- **WHAT YOU WILL DO**: Exactly repeat the material, dropping every picture from the copy.

- **Dataset entries**:

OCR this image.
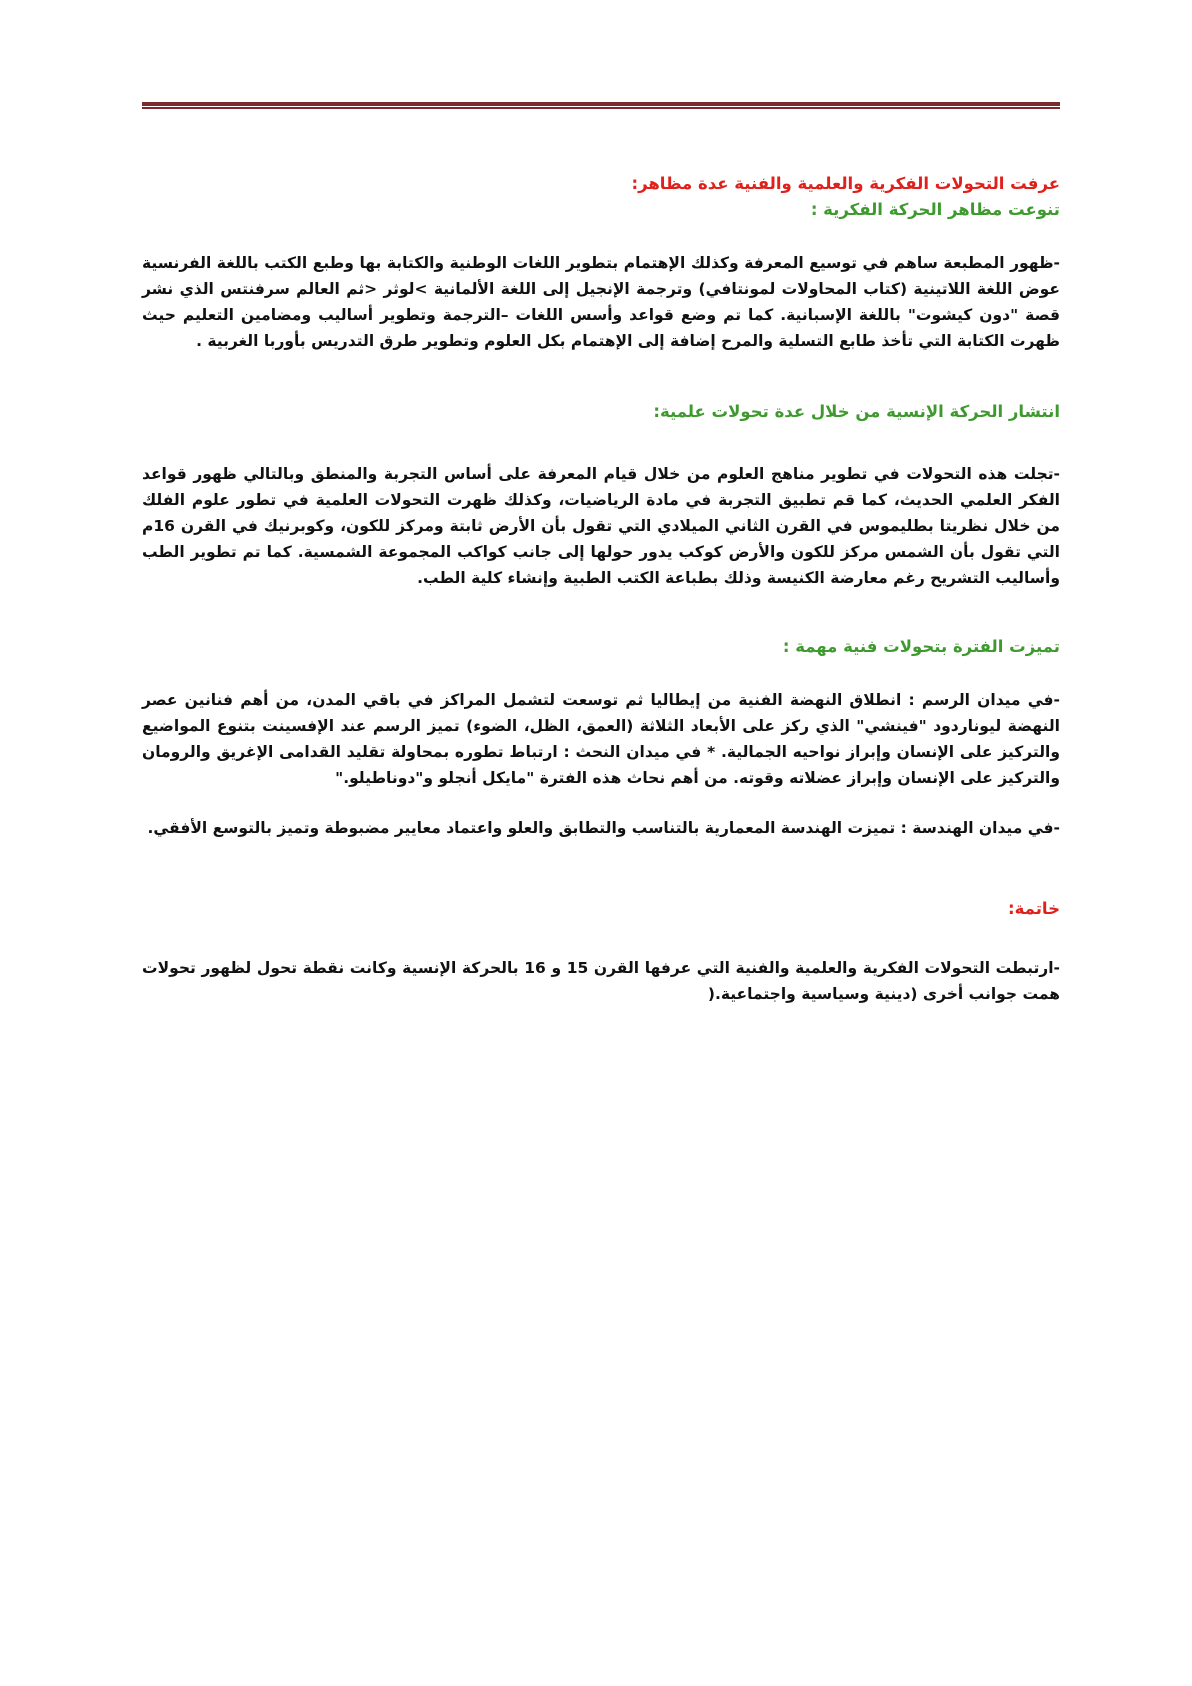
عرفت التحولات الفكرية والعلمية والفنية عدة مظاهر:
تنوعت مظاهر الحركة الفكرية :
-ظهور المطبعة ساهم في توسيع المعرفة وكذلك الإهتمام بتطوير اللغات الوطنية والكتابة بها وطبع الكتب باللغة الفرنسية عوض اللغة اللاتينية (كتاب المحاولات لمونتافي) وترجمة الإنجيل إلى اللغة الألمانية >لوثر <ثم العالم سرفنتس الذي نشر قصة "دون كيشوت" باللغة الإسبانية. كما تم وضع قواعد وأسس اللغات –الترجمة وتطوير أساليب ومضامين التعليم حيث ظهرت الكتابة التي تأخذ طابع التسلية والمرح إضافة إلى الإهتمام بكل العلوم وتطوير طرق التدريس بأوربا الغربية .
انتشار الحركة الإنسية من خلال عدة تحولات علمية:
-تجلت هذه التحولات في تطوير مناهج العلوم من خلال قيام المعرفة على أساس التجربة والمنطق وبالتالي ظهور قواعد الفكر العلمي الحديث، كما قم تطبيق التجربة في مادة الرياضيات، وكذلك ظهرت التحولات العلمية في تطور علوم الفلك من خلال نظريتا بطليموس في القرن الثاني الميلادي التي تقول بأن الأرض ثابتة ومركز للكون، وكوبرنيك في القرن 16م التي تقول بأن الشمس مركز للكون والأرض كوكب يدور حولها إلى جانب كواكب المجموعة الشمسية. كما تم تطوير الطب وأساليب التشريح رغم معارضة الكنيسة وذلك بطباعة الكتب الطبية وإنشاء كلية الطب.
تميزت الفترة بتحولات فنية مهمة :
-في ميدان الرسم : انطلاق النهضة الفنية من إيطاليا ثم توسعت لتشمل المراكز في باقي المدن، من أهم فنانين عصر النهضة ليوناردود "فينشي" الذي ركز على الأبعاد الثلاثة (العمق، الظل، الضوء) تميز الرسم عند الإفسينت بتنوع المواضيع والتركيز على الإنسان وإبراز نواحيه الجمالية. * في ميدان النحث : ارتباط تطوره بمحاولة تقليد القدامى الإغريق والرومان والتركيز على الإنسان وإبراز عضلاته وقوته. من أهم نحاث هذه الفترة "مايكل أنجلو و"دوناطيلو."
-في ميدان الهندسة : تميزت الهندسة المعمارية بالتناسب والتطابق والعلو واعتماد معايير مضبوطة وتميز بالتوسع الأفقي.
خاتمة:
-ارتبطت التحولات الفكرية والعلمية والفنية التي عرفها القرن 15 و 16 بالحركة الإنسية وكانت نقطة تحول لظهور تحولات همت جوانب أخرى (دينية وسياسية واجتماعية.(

- **OUTPUT**:
OCR this image.
عرفت التحولات الفكرية والعلمية والفنية عدة مظاهر:
تنوعت مظاهر الحركة الفكرية :
-ظهور المطبعة ساهم في توسيع المعرفة وكذلك الإهتمام بتطوير اللغات الوطنية والكتابة بها وطبع الكتب باللغة الفرنسية عوض اللغة اللاتينية (كتاب المحاولات لمونتافي) وترجمة الإنجيل إلى اللغة الألمانية >لوثر <ثم العالم سرفنتس الذي نشر قصة "دون كيشوت" باللغة الإسبانية. كما تم وضع قواعد وأسس اللغات –الترجمة وتطوير أساليب ومضامين التعليم حيث ظهرت الكتابة التي تأخذ طابع التسلية والمرح إضافة إلى الإهتمام بكل العلوم وتطوير طرق التدريس بأوربا الغربية .
انتشار الحركة الإنسية من خلال عدة تحولات علمية:
-تجلت هذه التحولات في تطوير مناهج العلوم من خلال قيام المعرفة على أساس التجربة والمنطق وبالتالي ظهور قواعد الفكر العلمي الحديث، كما قم تطبيق التجربة في مادة الرياضيات، وكذلك ظهرت التحولات العلمية في تطور علوم الفلك من خلال نظريتا بطليموس في القرن الثاني الميلادي التي تقول بأن الأرض ثابتة ومركز للكون، وكوبرنيك في القرن 16م التي تقول بأن الشمس مركز للكون والأرض كوكب يدور حولها إلى جانب كواكب المجموعة الشمسية. كما تم تطوير الطب وأساليب التشريح رغم معارضة الكنيسة وذلك بطباعة الكتب الطبية وإنشاء كلية الطب.
تميزت الفترة بتحولات فنية مهمة :
-في ميدان الرسم : انطلاق النهضة الفنية من إيطاليا ثم توسعت لتشمل المراكز في باقي المدن، من أهم فنانين عصر النهضة ليوناردود "فينشي" الذي ركز على الأبعاد الثلاثة (العمق، الظل، الضوء) تميز الرسم عند الإفسينت بتنوع المواضيع والتركيز على الإنسان وإبراز نواحيه الجمالية. * في ميدان النحث : ارتباط تطوره بمحاولة تقليد القدامى الإغريق والرومان والتركيز على الإنسان وإبراز عضلاته وقوته. من أهم نحاث هذه الفترة "مايكل أنجلو و"دوناطيلو."
-في ميدان الهندسة : تميزت الهندسة المعمارية بالتناسب والتطابق والعلو واعتماد معايير مضبوطة وتميز بالتوسع الأفقي.
خاتمة:
-ارتبطت التحولات الفكرية والعلمية والفنية التي عرفها القرن 15 و 16 بالحركة الإنسية وكانت نقطة تحول لظهور تحولات همت جوانب أخرى (دينية وسياسية واجتماعية.(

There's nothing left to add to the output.